- [EXERCISE DIRECTIONS]: Count every line that has the word "color". Give the number, without anything more.

Start of INPUT

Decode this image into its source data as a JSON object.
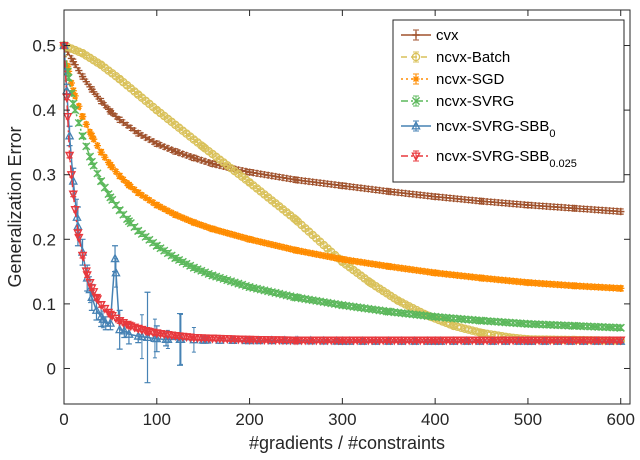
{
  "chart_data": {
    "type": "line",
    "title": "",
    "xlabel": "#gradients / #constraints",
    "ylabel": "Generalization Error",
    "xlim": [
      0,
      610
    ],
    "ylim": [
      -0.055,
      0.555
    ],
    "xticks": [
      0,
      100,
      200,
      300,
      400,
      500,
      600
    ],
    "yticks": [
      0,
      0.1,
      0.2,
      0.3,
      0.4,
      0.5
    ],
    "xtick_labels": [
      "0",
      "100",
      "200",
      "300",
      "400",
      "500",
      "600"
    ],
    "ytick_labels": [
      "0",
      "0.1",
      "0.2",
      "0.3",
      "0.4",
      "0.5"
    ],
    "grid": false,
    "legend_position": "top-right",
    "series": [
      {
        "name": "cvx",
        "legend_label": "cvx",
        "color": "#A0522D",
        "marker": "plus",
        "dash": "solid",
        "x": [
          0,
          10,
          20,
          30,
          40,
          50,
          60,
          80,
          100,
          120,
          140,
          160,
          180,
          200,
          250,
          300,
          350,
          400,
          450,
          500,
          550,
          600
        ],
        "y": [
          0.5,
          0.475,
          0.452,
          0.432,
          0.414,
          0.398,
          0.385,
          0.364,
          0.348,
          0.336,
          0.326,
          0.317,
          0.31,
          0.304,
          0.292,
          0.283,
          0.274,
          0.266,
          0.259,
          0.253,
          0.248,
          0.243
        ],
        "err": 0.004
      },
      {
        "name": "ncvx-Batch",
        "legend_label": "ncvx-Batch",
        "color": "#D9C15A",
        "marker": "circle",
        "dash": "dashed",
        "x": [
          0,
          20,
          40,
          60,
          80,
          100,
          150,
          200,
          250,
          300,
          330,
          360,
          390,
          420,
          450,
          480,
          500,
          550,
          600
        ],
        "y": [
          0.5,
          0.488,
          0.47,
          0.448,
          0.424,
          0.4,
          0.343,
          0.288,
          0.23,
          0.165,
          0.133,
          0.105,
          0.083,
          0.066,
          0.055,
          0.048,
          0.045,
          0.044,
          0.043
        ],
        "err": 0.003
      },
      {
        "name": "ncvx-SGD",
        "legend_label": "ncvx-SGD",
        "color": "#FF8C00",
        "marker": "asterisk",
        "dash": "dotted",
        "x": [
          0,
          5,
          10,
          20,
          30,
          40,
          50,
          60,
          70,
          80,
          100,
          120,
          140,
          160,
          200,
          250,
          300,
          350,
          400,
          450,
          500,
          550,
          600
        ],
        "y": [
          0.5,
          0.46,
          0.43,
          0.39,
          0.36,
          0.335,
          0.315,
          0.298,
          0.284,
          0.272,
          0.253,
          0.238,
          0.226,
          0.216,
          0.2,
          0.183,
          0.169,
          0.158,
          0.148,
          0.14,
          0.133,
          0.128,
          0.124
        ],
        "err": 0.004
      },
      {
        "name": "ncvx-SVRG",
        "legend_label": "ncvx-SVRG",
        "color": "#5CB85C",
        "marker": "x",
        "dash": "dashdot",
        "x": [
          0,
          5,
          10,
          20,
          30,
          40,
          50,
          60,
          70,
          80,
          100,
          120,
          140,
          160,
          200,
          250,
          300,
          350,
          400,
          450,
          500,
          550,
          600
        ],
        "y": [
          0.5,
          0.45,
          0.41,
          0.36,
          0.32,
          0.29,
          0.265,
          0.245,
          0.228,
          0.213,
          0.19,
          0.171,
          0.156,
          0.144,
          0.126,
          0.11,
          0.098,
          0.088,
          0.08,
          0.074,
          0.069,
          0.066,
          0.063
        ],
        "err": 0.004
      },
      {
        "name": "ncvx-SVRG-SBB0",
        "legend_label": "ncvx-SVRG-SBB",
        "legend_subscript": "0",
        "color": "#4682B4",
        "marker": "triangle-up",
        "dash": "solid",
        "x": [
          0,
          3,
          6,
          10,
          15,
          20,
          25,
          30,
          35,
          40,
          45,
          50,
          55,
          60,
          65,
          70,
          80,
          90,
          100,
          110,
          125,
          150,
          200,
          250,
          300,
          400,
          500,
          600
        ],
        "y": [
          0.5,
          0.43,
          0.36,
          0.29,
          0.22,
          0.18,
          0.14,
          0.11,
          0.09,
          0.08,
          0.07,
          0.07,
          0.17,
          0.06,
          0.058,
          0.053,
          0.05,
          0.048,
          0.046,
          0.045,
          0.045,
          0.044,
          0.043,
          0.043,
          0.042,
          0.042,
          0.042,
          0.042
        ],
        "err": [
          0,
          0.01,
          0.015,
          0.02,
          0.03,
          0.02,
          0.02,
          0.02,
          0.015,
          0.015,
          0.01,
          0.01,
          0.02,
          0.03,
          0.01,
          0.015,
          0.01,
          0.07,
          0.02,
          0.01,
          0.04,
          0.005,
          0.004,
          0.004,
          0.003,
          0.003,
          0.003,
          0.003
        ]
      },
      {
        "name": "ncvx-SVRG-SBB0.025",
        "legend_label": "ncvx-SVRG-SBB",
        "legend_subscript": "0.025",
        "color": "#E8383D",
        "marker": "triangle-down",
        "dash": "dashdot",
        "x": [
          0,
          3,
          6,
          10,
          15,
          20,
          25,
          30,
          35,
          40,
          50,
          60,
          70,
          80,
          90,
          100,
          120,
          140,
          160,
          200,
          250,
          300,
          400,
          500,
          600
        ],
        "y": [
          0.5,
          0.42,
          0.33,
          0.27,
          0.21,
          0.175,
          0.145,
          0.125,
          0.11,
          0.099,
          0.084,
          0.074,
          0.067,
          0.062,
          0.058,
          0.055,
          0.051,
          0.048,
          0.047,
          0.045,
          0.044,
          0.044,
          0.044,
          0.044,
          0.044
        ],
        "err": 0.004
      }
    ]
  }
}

End of INPUT

- [ANSWER FOR THIS EXERCISE]: 6